AIM >> From the listing below, pull out every line where the string "palestinese" appears.

========================================

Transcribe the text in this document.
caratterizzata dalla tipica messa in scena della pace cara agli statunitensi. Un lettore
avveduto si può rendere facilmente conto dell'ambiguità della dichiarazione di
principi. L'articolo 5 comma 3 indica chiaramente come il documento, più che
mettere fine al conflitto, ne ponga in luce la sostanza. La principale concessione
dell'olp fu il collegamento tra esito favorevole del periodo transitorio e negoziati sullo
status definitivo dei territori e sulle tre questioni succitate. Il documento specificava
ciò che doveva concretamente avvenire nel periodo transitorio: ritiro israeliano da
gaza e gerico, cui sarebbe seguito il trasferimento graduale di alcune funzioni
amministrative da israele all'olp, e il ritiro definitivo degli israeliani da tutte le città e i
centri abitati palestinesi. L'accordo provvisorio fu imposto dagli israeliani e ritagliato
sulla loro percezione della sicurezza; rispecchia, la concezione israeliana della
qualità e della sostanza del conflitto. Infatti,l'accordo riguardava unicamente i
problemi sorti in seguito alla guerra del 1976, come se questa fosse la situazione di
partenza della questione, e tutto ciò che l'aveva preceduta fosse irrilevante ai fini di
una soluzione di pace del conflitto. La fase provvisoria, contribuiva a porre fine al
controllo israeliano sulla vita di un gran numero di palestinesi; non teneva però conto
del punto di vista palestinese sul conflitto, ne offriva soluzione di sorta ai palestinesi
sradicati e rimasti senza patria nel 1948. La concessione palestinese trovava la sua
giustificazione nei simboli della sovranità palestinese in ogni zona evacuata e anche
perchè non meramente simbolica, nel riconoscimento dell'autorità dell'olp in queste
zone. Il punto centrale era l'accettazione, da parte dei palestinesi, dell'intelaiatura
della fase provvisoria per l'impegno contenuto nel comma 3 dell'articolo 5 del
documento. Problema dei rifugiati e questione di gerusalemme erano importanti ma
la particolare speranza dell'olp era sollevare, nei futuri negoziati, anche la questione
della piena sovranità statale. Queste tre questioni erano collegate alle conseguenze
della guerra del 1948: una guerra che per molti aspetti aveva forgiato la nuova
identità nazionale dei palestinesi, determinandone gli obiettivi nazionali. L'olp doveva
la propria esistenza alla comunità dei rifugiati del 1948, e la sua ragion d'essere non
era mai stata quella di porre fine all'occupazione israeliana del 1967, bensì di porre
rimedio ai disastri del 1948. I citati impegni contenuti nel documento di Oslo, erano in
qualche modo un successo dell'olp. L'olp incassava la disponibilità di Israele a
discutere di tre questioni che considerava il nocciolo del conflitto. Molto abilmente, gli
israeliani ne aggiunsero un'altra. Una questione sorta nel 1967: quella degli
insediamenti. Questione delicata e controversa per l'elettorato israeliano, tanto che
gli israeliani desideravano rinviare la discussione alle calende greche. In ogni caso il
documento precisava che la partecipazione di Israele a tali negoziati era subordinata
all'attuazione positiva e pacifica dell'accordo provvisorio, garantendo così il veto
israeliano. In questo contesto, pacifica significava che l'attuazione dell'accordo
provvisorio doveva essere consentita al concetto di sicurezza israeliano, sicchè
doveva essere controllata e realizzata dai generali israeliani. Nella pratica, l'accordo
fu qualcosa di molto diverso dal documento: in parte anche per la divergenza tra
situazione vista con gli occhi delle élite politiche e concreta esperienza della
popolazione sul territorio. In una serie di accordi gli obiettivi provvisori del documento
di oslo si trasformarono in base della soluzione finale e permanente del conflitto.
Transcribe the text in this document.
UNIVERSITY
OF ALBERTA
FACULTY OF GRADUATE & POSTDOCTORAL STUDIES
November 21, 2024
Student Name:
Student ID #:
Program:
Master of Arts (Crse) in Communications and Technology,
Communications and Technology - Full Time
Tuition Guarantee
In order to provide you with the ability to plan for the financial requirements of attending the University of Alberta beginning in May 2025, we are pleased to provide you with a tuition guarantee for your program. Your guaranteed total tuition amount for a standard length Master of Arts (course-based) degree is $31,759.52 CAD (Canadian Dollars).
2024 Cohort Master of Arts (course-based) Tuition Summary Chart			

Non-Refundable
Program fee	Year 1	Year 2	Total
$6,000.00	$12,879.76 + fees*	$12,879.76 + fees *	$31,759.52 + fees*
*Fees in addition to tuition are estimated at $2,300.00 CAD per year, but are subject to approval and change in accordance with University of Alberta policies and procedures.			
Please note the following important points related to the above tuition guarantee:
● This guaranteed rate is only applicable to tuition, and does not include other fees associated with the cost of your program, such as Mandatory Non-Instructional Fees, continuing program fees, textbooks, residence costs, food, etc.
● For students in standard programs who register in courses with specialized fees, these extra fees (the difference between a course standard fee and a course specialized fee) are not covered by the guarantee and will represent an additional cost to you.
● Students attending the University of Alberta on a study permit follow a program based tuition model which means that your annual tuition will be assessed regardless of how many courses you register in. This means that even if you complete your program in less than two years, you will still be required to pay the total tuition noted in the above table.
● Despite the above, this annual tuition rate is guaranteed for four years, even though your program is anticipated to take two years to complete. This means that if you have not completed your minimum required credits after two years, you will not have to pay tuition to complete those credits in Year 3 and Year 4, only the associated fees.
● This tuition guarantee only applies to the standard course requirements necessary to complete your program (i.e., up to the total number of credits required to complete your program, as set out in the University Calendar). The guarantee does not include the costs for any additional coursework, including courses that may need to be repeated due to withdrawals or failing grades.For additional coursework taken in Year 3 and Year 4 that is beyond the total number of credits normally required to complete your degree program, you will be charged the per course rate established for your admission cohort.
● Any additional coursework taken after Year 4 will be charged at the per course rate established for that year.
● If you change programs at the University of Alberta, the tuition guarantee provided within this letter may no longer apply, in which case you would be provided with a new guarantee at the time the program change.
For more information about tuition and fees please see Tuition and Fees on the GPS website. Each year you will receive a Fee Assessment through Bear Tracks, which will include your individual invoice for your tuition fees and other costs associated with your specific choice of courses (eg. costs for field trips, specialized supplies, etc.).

========================================

SOLVED EXERCISE >>
del punto di vista palestinese sul conflitto, ne offriva soluzione di sorta ai palestinesi
sradicati e rimasti senza patria nel 1948. La concessione palestinese trovava la sua
giustificazione nei simboli della sovranità palestinese in ogni zona evacuata e anche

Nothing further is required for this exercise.